Dataset items
┄┄┄┄┄┄┄┄┄┄┄┄┄┄┄┄┄┄┄┄

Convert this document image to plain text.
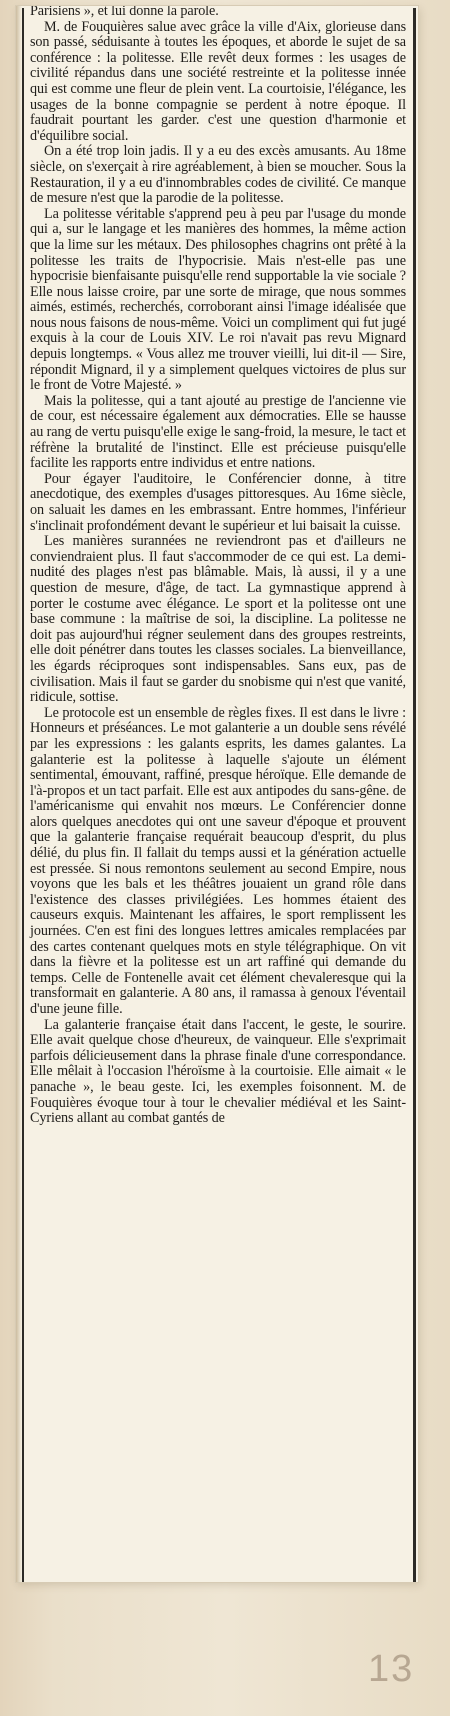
Parisiens », et lui donne la parole.

M. de Fouquières salue avec grâce la ville d'Aix, glorieuse dans son passé, séduisante à toutes les époques, et aborde le sujet de sa conférence : la politesse. Elle revêt deux formes : les usages de civilité répandus dans une société restreinte et la politesse innée qui est comme une fleur de plein vent. La courtoisie, l'élégance, les usages de la bonne compagnie se perdent à notre époque. Il faudrait pourtant les garder. c'est une question d'harmonie et d'équilibre social.

On a été trop loin jadis. Il y a eu des excès amusants. Au 18me siècle, on s'exerçait à rire agréablement, à bien se moucher. Sous la Restauration, il y a eu d'innombrables codes de civilité. Ce manque de mesure n'est que la parodie de la politesse.

La politesse véritable s'apprend peu à peu par l'usage du monde qui a, sur le langage et les manières des hommes, la même action que la lime sur les métaux. Des philosophes chagrins ont prêté à la politesse les traits de l'hypocrisie. Mais n'est-elle pas une hypocrisie bienfaisante puisqu'elle rend supportable la vie sociale ? Elle nous laisse croire, par une sorte de mirage, que nous sommes aimés, estimés, recherchés, corroborant ainsi l'image idéalisée que nous nous faisons de nous-même. Voici un compliment qui fut jugé exquis à la cour de Louis XIV. Le roi n'avait pas revu Mignard depuis longtemps. « Vous allez me trouver vieilli, lui dit-il — Sire, répondit Mignard, il y a simplement quelques victoires de plus sur le front de Votre Majesté. »

Mais la politesse, qui a tant ajouté au prestige de l'ancienne vie de cour, est nécessaire également aux démocraties. Elle se hausse au rang de vertu puisqu'elle exige le sang-froid, la mesure, le tact et réfrène la brutalité de l'instinct. Elle est précieuse puisqu'elle facilite les rapports entre individus et entre nations.

Pour égayer l'auditoire, le Conférencier donne, à titre anecdotique, des exemples d'usages pittoresques. Au 16me siècle, on saluait les dames en les embrassant. Entre hommes, l'inférieur s'inclinait profondément devant le supérieur et lui baisait la cuisse.

Les manières surannées ne reviendront pas et d'ailleurs ne conviendraient plus. Il faut s'accommoder de ce qui est. La demi-nudité des plages n'est pas blâmable. Mais, là aussi, il y a une question de mesure, d'âge, de tact. La gymnastique apprend à porter le costume avec élégance. Le sport et la politesse ont une base commune : la maîtrise de soi, la discipline. La politesse ne doit pas aujourd'hui régner seulement dans des groupes restreints, elle doit pénétrer dans toutes les classes sociales. La bienveillance, les égards réciproques sont indispensables. Sans eux, pas de civilisation. Mais il faut se garder du snobisme qui n'est que vanité, ridicule, sottise.

Le protocole est un ensemble de règles fixes. Il est dans le livre : Honneurs et préséances. Le mot galanterie a un double sens révélé par les expressions : les galants esprits, les dames galantes. La galanterie est la politesse à laquelle s'ajoute un élément sentimental, émouvant, raffiné, presque héroïque. Elle demande de l'à-propos et un tact parfait. Elle est aux antipodes du sans-gêne. de l'américanisme qui envahit nos mœurs. Le Conférencier donne alors quelques anecdotes qui ont une saveur d'époque et prouvent que la galanterie française requérait beaucoup d'esprit, du plus délié, du plus fin. Il fallait du temps aussi et la génération actuelle est pressée. Si nous remontons seulement au second Empire, nous voyons que les bals et les théâtres jouaient un grand rôle dans l'existence des classes privilégiées. Les hommes étaient des causeurs exquis. Maintenant les affaires, le sport remplissent les journées. C'en est fini des longues lettres amicales remplacées par des cartes contenant quelques mots en style télégraphique. On vit dans la fièvre et la politesse est un art raffiné qui demande du temps. Celle de Fontenelle avait cet élément chevaleresque qui la transformait en galanterie. A 80 ans, il ramassa à genoux l'éventail d'une jeune fille.

La galanterie française était dans l'accent, le geste, le sourire. Elle avait quelque chose d'heureux, de vainqueur. Elle s'exprimait parfois délicieusement dans la phrase finale d'une correspondance. Elle mêlait à l'occasion l'héroïsme à la courtoisie. Elle aimait « le panache », le beau geste. Ici, les exemples foisonnent. M. de Fouquières évoque tour à tour le chevalier médiéval et les Saint-Cyriens allant au combat gantés de

13
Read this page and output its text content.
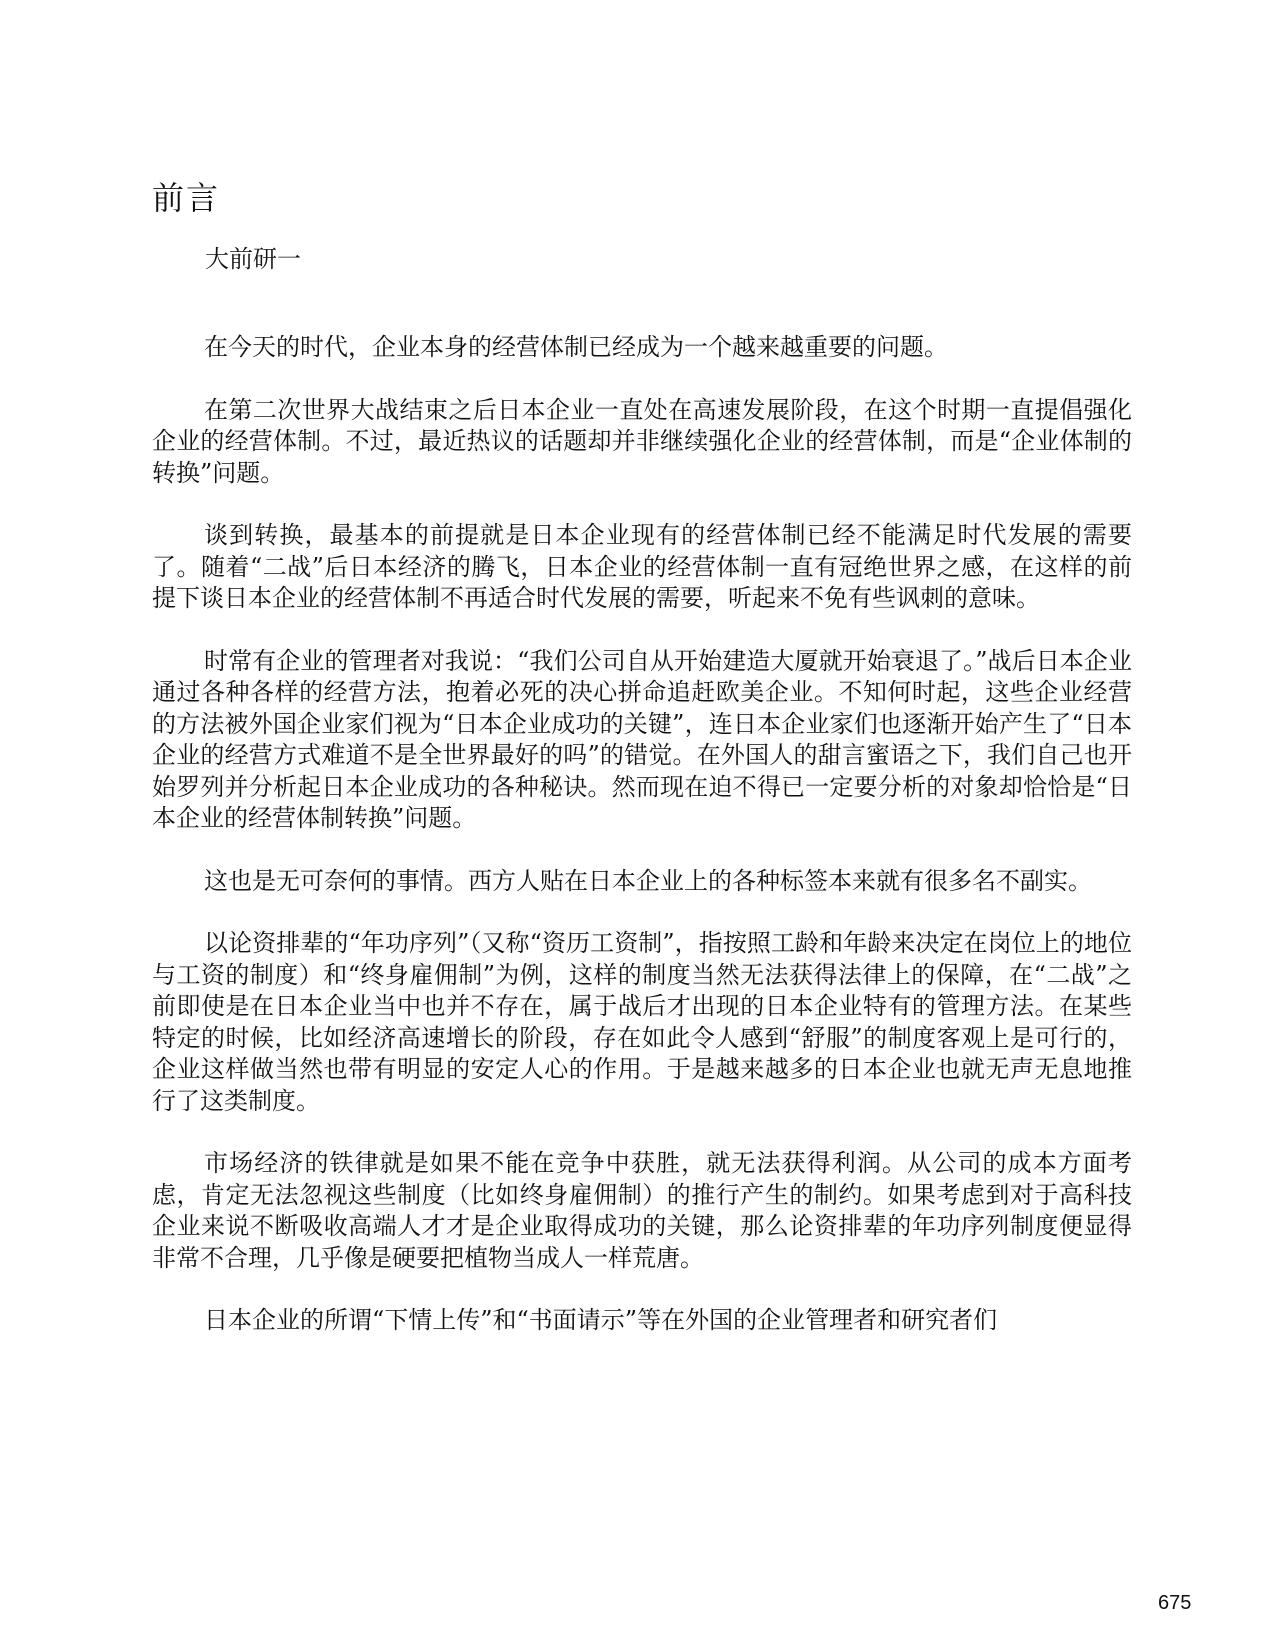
前言
大前研一

在今天的时代，企业本身的经营体制已经成为一个越来越重要的问题。

在第二次世界大战结束之后日本企业一直处在高速发展阶段，在这个时期一直提倡强化企业的经营体制。不过，最近热议的话题却并非继续强化企业的经营体制，而是“企业体制的转换”问题。

谈到转换，最基本的前提就是日本企业现有的经营体制已经不能满足时代发展的需要了。随着“二战”后日本经济的腾飞，日本企业的经营体制一直有冠绝世界之感，在这样的前提下谈日本企业的经营体制不再适合时代发展的需要，听起来不免有些讽刺的意味。

时常有企业的管理者对我说：“我们公司自从开始建造大厦就开始衰退了。”战后日本企业通过各种各样的经营方法，抱着必死的决心拼命追赶欧美企业。不知何时起，这些企业经营的方法被外国企业家们视为“日本企业成功的关键”，连日本企业家们也逐渐开始产生了“日本企业的经营方式难道不是全世界最好的吗”的错觉。在外国人的甜言蜜语之下，我们自己也开始罗列并分析起日本企业成功的各种秘诀。然而现在迫不得已一定要分析的对象却恰恰是“日本企业的经营体制转换”问题。

这也是无可奈何的事情。西方人贴在日本企业上的各种标签本来就有很多名不副实。

以论资排辈的“年功序列”（又称“资历工资制”，指按照工龄和年龄来决定在岗位上的地位与工资的制度）和“终身雇佣制”为例，这样的制度当然无法获得法律上的保障，在“二战”之前即使是在日本企业当中也并不存在，属于战后才出现的日本企业特有的管理方法。在某些特定的时候，比如经济高速增长的阶段，存在如此令人感到“舒服”的制度客观上是可行的，企业这样做当然也带有明显的安定人心的作用。于是越来越多的日本企业也就无声无息地推行了这类制度。

市场经济的铁律就是如果不能在竞争中获胜，就无法获得利润。从公司的成本方面考虑，肯定无法忽视这些制度（比如终身雇佣制）的推行产生的制约。如果考虑到对于高科技企业来说不断吸收高端人才才是企业取得成功的关键，那么论资排辈的年功序列制度便显得非常不合理，几乎像是硬要把植物当成人一样荒唐。

日本企业的所谓“下情上传”和“书面请示”等在外国的企业管理者和研究者们

675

┄┄┄┄┄┄┄┄┄┄┄┄┄┄┄┄┄┄┄┄

(What this task involves)
Restate each entry word for word, please, but drop any images it holds.

(Written solution)
Convert this document image to plain text.
Parisiens », et lui donne la parole.

M. de Fouquières salue avec grâce la ville d'Aix, glorieuse dans son passé, séduisante à toutes les époques, et aborde le sujet de sa conférence : la politesse. Elle revêt deux formes : les usages de civilité répandus dans une société restreinte et la politesse innée qui est comme une fleur de plein vent. La courtoisie, l'élégance, les usages de la bonne compagnie se perdent à notre époque. Il faudrait pourtant les garder. c'est une question d'harmonie et d'équilibre social.

On a été trop loin jadis. Il y a eu des excès amusants. Au 18me siècle, on s'exerçait à rire agréablement, à bien se moucher. Sous la Restauration, il y a eu d'innombrables codes de civilité. Ce manque de mesure n'est que la parodie de la politesse.

La politesse véritable s'apprend peu à peu par l'usage du monde qui a, sur le langage et les manières des hommes, la même action que la lime sur les métaux. Des philosophes chagrins ont prêté à la politesse les traits de l'hypocrisie. Mais n'est-elle pas une hypocrisie bienfaisante puisqu'elle rend supportable la vie sociale ? Elle nous laisse croire, par une sorte de mirage, que nous sommes aimés, estimés, recherchés, corroborant ainsi l'image idéalisée que nous nous faisons de nous-même. Voici un compliment qui fut jugé exquis à la cour de Louis XIV. Le roi n'avait pas revu Mignard depuis longtemps. « Vous allez me trouver vieilli, lui dit-il — Sire, répondit Mignard, il y a simplement quelques victoires de plus sur le front de Votre Majesté. »

Mais la politesse, qui a tant ajouté au prestige de l'ancienne vie de cour, est nécessaire également aux démocraties. Elle se hausse au rang de vertu puisqu'elle exige le sang-froid, la mesure, le tact et réfrène la brutalité de l'instinct. Elle est précieuse puisqu'elle facilite les rapports entre individus et entre nations.

Pour égayer l'auditoire, le Conférencier donne, à titre anecdotique, des exemples d'usages pittoresques. Au 16me siècle, on saluait les dames en les embrassant. Entre hommes, l'inférieur s'inclinait profondément devant le supérieur et lui baisait la cuisse.

Les manières surannées ne reviendront pas et d'ailleurs ne conviendraient plus. Il faut s'accommoder de ce qui est. La demi-nudité des plages n'est pas blâmable. Mais, là aussi, il y a une question de mesure, d'âge, de tact. La gymnastique apprend à porter le costume avec élégance. Le sport et la politesse ont une base commune : la maîtrise de soi, la discipline. La politesse ne doit pas aujourd'hui régner seulement dans des groupes restreints, elle doit pénétrer dans toutes les classes sociales. La bienveillance, les égards réciproques sont indispensables. Sans eux, pas de civilisation. Mais il faut se garder du snobisme qui n'est que vanité, ridicule, sottise.

Le protocole est un ensemble de règles fixes. Il est dans le livre : Honneurs et préséances. Le mot galanterie a un double sens révélé par les expressions : les galants esprits, les dames galantes. La galanterie est la politesse à laquelle s'ajoute un élément sentimental, émouvant, raffiné, presque héroïque. Elle demande de l'à-propos et un tact parfait. Elle est aux antipodes du sans-gêne. de l'américanisme qui envahit nos mœurs. Le Conférencier donne alors quelques anecdotes qui ont une saveur d'époque et prouvent que la galanterie française requérait beaucoup d'esprit, du plus délié, du plus fin. Il fallait du temps aussi et la génération actuelle est pressée. Si nous remontons seulement au second Empire, nous voyons que les bals et les théâtres jouaient un grand rôle dans l'existence des classes privilégiées. Les hommes étaient des causeurs exquis. Maintenant les affaires, le sport remplissent les journées. C'en est fini des longues lettres amicales remplacées par des cartes contenant quelques mots en style télégraphique. On vit dans la fièvre et la politesse est un art raffiné qui demande du temps. Celle de Fontenelle avait cet élément chevaleresque qui la transformait en galanterie. A 80 ans, il ramassa à genoux l'éventail d'une jeune fille.

La galanterie française était dans l'accent, le geste, le sourire. Elle avait quelque chose d'heureux, de vainqueur. Elle s'exprimait parfois délicieusement dans la phrase finale d'une correspondance. Elle mêlait à l'occasion l'héroïsme à la courtoisie. Elle aimait « le panache », le beau geste. Ici, les exemples foisonnent. M. de Fouquières évoque tour à tour le chevalier médiéval et les Saint-Cyriens allant au combat gantés de

13
Read this page and output its text content.
前言
大前研一

在今天的时代，企业本身的经营体制已经成为一个越来越重要的问题。

在第二次世界大战结束之后日本企业一直处在高速发展阶段，在这个时期一直提倡强化企业的经营体制。不过，最近热议的话题却并非继续强化企业的经营体制，而是“企业体制的转换”问题。

谈到转换，最基本的前提就是日本企业现有的经营体制已经不能满足时代发展的需要了。随着“二战”后日本经济的腾飞，日本企业的经营体制一直有冠绝世界之感，在这样的前提下谈日本企业的经营体制不再适合时代发展的需要，听起来不免有些讽刺的意味。

时常有企业的管理者对我说：“我们公司自从开始建造大厦就开始衰退了。”战后日本企业通过各种各样的经营方法，抱着必死的决心拼命追赶欧美企业。不知何时起，这些企业经营的方法被外国企业家们视为“日本企业成功的关键”，连日本企业家们也逐渐开始产生了“日本企业的经营方式难道不是全世界最好的吗”的错觉。在外国人的甜言蜜语之下，我们自己也开始罗列并分析起日本企业成功的各种秘诀。然而现在迫不得已一定要分析的对象却恰恰是“日本企业的经营体制转换”问题。

这也是无可奈何的事情。西方人贴在日本企业上的各种标签本来就有很多名不副实。

以论资排辈的“年功序列”（又称“资历工资制”，指按照工龄和年龄来决定在岗位上的地位与工资的制度）和“终身雇佣制”为例，这样的制度当然无法获得法律上的保障，在“二战”之前即使是在日本企业当中也并不存在，属于战后才出现的日本企业特有的管理方法。在某些特定的时候，比如经济高速增长的阶段，存在如此令人感到“舒服”的制度客观上是可行的，企业这样做当然也带有明显的安定人心的作用。于是越来越多的日本企业也就无声无息地推行了这类制度。

市场经济的铁律就是如果不能在竞争中获胜，就无法获得利润。从公司的成本方面考虑，肯定无法忽视这些制度（比如终身雇佣制）的推行产生的制约。如果考虑到对于高科技企业来说不断吸收高端人才才是企业取得成功的关键，那么论资排辈的年功序列制度便显得非常不合理，几乎像是硬要把植物当成人一样荒唐。

日本企业的所谓“下情上传”和“书面请示”等在外国的企业管理者和研究者们

675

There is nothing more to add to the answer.